**Goal**
List each line of the data that holds the string "内六角螺丝", please.

**Material to process**
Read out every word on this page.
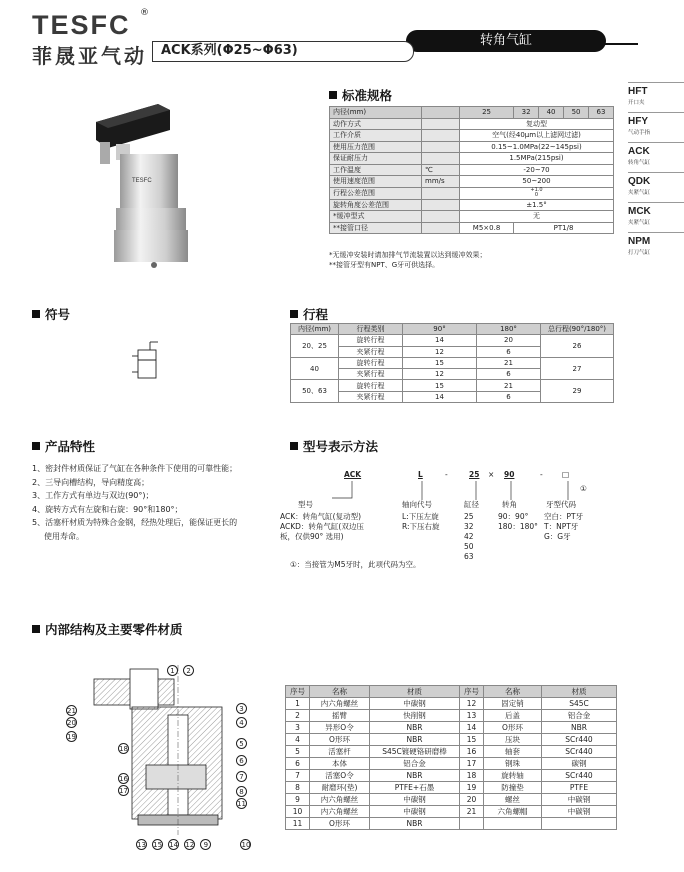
TESFC ®
菲晟亚气动
转角气缸
ACK系列(Φ25~Φ63)
HFT
开口夹
HFY
气动手指
ACK
转角气缸
QDK
夹紧气缸
MCK
夹紧气缸
NPM
打刀气缸
TESFC
标准规格
内径(mm)		25	32	40	50	63
动作方式		复动型				
工作介质		空气(经40μm以上滤网过滤)				
使用压力范围		0.15~1.0MPa(22~145psi)				
保证耐压力		1.5MPa(215psi)				
工作温度	℃	-20~70				
使用速度范围	mm/s	50~200				
行程公差范围		+1.0
0				

旋转角度公差范围		±1.5°				
*缓冲型式		无				
**接管口径		M5×0.8	PT1/8			
*无缓冲安装时请加排气节流装置以达到缓冲效果；
**接管牙型有NPT、G牙可供选择。
符号	行程
内径(mm)	行程类别	90°	180°	总行程(90°/180°)
20、25	旋转行程	14	20	26
	夹紧行程	12	6	
40	旋转行程	15	21	27
	夹紧行程	12	6	
50、63	旋转行程	15	21	29
	夹紧行程	14	6	
产品特性
1、密封件材质保证了气缸在各种条件下使用的可靠性能；
2、三导向槽结构，导向精度高；
3、工作方式有单边与双边(90°)；
4、旋转方式有左旋和右旋：90°和180°；
5、活塞杆材质为特殊合金钢，经热处理后，能保证更长的
使用寿命。
型号表示方法
ACK	L	-	25 × 90	-	□
①
型号
ACK：转角气缸(复动型)
ACKD：转角气缸(双边压
板，仅供90° 选用)
轴向代号
L:下压左旋
R:下压右旋
缸径
25
32
42
50
63
转角
90：90°
180：180°
牙型代码
空白：PT牙
T：NPT牙
G：G牙
①：当接管为M5牙时，此项代码为空。
内部结构及主要零件材质
1 2
3
4
5
6
7
8
11
21
20
19
18
16
17
13 15 14 12 9	10
序号	名称	材质	序号	名称	材质
1	内六角螺丝	中碳钢	12	固定销	S45C
2	摇臂	快削钢	13	后盖	铝合金
3	异形O令	NBR	14	O形环	NBR
4	O形环	NBR	15	压块	SCr440
5	活塞杆	S45C镀硬铬研磨棒	16	轴套	SCr440
6	本体	铝合金	17	钢珠	碳钢
7	活塞O令	NBR	18	旋转轴	SCr440
8	耐磨环(垫)	PTFE+石墨	19	防撞垫	PTFE
9	内六角螺丝	中碳钢	20	螺丝	中碳钢
10	内六角螺丝	中碳钢	21	六角螺帽	中碳钢
11	O形环	NBR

**Result of the exercise**
1	内六角螺丝	中碳钢	12	固定销	S45C
9	内六角螺丝	中碳钢	20	螺丝	中碳钢
10	内六角螺丝	中碳钢	21	六角螺帽	中碳钢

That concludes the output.